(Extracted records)
--------------------------------------------------

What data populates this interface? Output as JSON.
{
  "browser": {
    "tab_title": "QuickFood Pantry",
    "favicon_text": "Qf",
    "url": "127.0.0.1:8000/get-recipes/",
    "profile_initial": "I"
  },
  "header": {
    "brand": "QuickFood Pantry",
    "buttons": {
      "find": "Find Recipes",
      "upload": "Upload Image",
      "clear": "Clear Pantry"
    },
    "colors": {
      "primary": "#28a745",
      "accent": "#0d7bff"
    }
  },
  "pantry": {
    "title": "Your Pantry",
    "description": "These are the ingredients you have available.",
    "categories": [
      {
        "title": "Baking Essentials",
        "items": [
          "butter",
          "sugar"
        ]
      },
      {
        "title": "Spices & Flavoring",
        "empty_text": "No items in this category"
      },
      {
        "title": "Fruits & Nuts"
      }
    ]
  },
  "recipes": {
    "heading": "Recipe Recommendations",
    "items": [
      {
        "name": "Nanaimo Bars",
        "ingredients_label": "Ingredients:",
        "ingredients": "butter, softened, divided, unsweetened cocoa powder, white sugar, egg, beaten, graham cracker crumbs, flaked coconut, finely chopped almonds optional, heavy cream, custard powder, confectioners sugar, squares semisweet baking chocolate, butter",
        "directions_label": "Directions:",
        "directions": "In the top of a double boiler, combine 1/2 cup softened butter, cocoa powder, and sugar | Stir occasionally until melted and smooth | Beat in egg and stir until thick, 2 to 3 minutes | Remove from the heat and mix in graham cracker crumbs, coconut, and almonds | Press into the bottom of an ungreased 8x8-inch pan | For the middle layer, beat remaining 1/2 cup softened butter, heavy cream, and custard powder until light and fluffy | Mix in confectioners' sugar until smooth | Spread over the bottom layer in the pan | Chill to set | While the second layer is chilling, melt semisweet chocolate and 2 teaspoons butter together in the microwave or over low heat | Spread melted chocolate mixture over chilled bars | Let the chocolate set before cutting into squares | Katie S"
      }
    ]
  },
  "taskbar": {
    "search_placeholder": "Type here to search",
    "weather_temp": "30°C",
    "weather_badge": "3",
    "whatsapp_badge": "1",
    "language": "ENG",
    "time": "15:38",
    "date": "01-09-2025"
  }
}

--------------------------------------------------

- [WHAT TO DO]:
Set down the entries above again, word for word.

- [FINISHED EXERCISE]:
What data populates this interface? Output as JSON.
{
  "browser": {
    "tab_title": "QuickFood Pantry",
    "favicon_text": "Qf",
    "url": "127.0.0.1:8000/get-recipes/",
    "profile_initial": "I"
  },
  "header": {
    "brand": "QuickFood Pantry",
    "buttons": {
      "find": "Find Recipes",
      "upload": "Upload Image",
      "clear": "Clear Pantry"
    },
    "colors": {
      "primary": "#28a745",
      "accent": "#0d7bff"
    }
  },
  "pantry": {
    "title": "Your Pantry",
    "description": "These are the ingredients you have available.",
    "categories": [
      {
        "title": "Baking Essentials",
        "items": [
          "butter",
          "sugar"
        ]
      },
      {
        "title": "Spices & Flavoring",
        "empty_text": "No items in this category"
      },
      {
        "title": "Fruits & Nuts"
      }
    ]
  },
  "recipes": {
    "heading": "Recipe Recommendations",
    "items": [
      {
        "name": "Nanaimo Bars",
        "ingredients_label": "Ingredients:",
        "ingredients": "butter, softened, divided, unsweetened cocoa powder, white sugar, egg, beaten, graham cracker crumbs, flaked coconut, finely chopped almonds optional, heavy cream, custard powder, confectioners sugar, squares semisweet baking chocolate, butter",
        "directions_label": "Directions:",
        "directions": "In the top of a double boiler, combine 1/2 cup softened butter, cocoa powder, and sugar | Stir occasionally until melted and smooth | Beat in egg and stir until thick, 2 to 3 minutes | Remove from the heat and mix in graham cracker crumbs, coconut, and almonds | Press into the bottom of an ungreased 8x8-inch pan | For the middle layer, beat remaining 1/2 cup softened butter, heavy cream, and custard powder until light and fluffy | Mix in confectioners' sugar until smooth | Spread over the bottom layer in the pan | Chill to set | While the second layer is chilling, melt semisweet chocolate and 2 teaspoons butter together in the microwave or over low heat | Spread melted chocolate mixture over chilled bars | Let the chocolate set before cutting into squares | Katie S"
      }
    ]
  },
  "taskbar": {
    "search_placeholder": "Type here to search",
    "weather_temp": "30°C",
    "weather_badge": "3",
    "whatsapp_badge": "1",
    "language": "ENG",
    "time": "15:38",
    "date": "01-09-2025"
  }
}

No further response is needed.